* What you will do: Repeat each line of the material exactly.

--- begin Exercise input ---

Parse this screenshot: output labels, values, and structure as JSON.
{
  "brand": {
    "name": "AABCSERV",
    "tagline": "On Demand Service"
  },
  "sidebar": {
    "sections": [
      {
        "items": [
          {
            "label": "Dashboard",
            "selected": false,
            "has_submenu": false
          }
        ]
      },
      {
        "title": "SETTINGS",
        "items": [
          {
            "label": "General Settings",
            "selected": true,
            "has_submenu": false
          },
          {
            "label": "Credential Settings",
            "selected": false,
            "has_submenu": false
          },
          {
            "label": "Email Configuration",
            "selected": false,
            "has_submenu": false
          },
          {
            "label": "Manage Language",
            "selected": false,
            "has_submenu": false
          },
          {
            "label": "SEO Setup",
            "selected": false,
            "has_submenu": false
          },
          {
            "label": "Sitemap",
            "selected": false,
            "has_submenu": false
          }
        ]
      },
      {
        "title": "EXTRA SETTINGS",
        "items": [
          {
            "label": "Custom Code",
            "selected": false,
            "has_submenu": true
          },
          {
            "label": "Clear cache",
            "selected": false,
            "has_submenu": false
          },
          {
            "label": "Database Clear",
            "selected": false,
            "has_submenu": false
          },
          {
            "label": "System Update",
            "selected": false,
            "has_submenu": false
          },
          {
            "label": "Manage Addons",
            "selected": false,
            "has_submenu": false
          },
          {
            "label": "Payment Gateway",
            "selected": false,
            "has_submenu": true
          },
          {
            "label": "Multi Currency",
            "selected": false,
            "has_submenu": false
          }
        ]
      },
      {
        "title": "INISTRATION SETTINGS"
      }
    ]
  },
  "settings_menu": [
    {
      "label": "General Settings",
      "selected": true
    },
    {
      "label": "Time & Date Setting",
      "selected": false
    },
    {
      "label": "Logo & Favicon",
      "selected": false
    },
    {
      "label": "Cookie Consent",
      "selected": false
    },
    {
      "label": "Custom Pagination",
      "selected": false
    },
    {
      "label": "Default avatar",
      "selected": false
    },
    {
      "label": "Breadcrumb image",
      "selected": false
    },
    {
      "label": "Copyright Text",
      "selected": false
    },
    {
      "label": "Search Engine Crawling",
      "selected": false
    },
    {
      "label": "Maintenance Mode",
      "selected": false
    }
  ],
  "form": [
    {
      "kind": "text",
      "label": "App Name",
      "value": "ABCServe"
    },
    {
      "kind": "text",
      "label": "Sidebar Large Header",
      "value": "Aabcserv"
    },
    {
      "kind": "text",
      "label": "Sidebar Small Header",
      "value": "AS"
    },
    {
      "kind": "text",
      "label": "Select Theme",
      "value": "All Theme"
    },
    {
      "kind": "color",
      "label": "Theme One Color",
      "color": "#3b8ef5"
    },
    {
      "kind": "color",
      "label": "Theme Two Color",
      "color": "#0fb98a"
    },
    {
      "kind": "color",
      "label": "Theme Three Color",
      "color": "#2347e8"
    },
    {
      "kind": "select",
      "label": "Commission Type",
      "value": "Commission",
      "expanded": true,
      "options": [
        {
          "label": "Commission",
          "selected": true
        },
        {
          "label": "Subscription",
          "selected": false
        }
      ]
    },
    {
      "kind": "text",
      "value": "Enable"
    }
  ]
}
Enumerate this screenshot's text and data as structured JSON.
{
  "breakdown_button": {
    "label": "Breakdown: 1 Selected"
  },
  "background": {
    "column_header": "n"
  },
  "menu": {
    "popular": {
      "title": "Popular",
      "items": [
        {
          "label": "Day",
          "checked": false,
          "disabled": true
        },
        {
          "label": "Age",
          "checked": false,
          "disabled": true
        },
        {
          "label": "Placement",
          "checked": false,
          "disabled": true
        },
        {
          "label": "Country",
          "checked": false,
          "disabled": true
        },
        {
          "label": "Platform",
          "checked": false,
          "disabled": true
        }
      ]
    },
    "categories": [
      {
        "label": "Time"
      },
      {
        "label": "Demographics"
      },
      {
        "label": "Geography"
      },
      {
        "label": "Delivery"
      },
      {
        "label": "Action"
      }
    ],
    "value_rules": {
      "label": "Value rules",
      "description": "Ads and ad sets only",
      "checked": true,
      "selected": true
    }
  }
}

--- end Exercise input ---

* Worked solution:
Parse this screenshot: output labels, values, and structure as JSON.
{
  "brand": {
    "name": "AABCSERV",
    "tagline": "On Demand Service"
  },
  "sidebar": {
    "sections": [
      {
        "items": [
          {
            "label": "Dashboard",
            "selected": false,
            "has_submenu": false
          }
        ]
      },
      {
        "title": "SETTINGS",
        "items": [
          {
            "label": "General Settings",
            "selected": true,
            "has_submenu": false
          },
          {
            "label": "Credential Settings",
            "selected": false,
            "has_submenu": false
          },
          {
            "label": "Email Configuration",
            "selected": false,
            "has_submenu": false
          },
          {
            "label": "Manage Language",
            "selected": false,
            "has_submenu": false
          },
          {
            "label": "SEO Setup",
            "selected": false,
            "has_submenu": false
          },
          {
            "label": "Sitemap",
            "selected": false,
            "has_submenu": false
          }
        ]
      },
      {
        "title": "EXTRA SETTINGS",
        "items": [
          {
            "label": "Custom Code",
            "selected": false,
            "has_submenu": true
          },
          {
            "label": "Clear cache",
            "selected": false,
            "has_submenu": false
          },
          {
            "label": "Database Clear",
            "selected": false,
            "has_submenu": false
          },
          {
            "label": "System Update",
            "selected": false,
            "has_submenu": false
          },
          {
            "label": "Manage Addons",
            "selected": false,
            "has_submenu": false
          },
          {
            "label": "Payment Gateway",
            "selected": false,
            "has_submenu": true
          },
          {
            "label": "Multi Currency",
            "selected": false,
            "has_submenu": false
          }
        ]
      },
      {
        "title": "INISTRATION SETTINGS"
      }
    ]
  },
  "settings_menu": [
    {
      "label": "General Settings",
      "selected": true
    },
    {
      "label": "Time & Date Setting",
      "selected": false
    },
    {
      "label": "Logo & Favicon",
      "selected": false
    },
    {
      "label": "Cookie Consent",
      "selected": false
    },
    {
      "label": "Custom Pagination",
      "selected": false
    },
    {
      "label": "Default avatar",
      "selected": false
    },
    {
      "label": "Breadcrumb image",
      "selected": false
    },
    {
      "label": "Copyright Text",
      "selected": false
    },
    {
      "label": "Search Engine Crawling",
      "selected": false
    },
    {
      "label": "Maintenance Mode",
      "selected": false
    }
  ],
  "form": [
    {
      "kind": "text",
      "label": "App Name",
      "value": "ABCServe"
    },
    {
      "kind": "text",
      "label": "Sidebar Large Header",
      "value": "Aabcserv"
    },
    {
      "kind": "text",
      "label": "Sidebar Small Header",
      "value": "AS"
    },
    {
      "kind": "text",
      "label": "Select Theme",
      "value": "All Theme"
    },
    {
      "kind": "color",
      "label": "Theme One Color",
      "color": "#3b8ef5"
    },
    {
      "kind": "color",
      "label": "Theme Two Color",
      "color": "#0fb98a"
    },
    {
      "kind": "color",
      "label": "Theme Three Color",
      "color": "#2347e8"
    },
    {
      "kind": "select",
      "label": "Commission Type",
      "value": "Commission",
      "expanded": true,
      "options": [
        {
          "label": "Commission",
          "selected": true
        },
        {
          "label": "Subscription",
          "selected": false
        }
      ]
    },
    {
      "kind": "text",
      "value": "Enable"
    }
  ]
}
Enumerate this screenshot's text and data as structured JSON.
{
  "breakdown_button": {
    "label": "Breakdown: 1 Selected"
  },
  "background": {
    "column_header": "n"
  },
  "menu": {
    "popular": {
      "title": "Popular",
      "items": [
        {
          "label": "Day",
          "checked": false,
          "disabled": true
        },
        {
          "label": "Age",
          "checked": false,
          "disabled": true
        },
        {
          "label": "Placement",
          "checked": false,
          "disabled": true
        },
        {
          "label": "Country",
          "checked": false,
          "disabled": true
        },
        {
          "label": "Platform",
          "checked": false,
          "disabled": true
        }
      ]
    },
    "categories": [
      {
        "label": "Time"
      },
      {
        "label": "Demographics"
      },
      {
        "label": "Geography"
      },
      {
        "label": "Delivery"
      },
      {
        "label": "Action"
      }
    ],
    "value_rules": {
      "label": "Value rules",
      "description": "Ads and ad sets only",
      "checked": true,
      "selected": true
    }
  }
}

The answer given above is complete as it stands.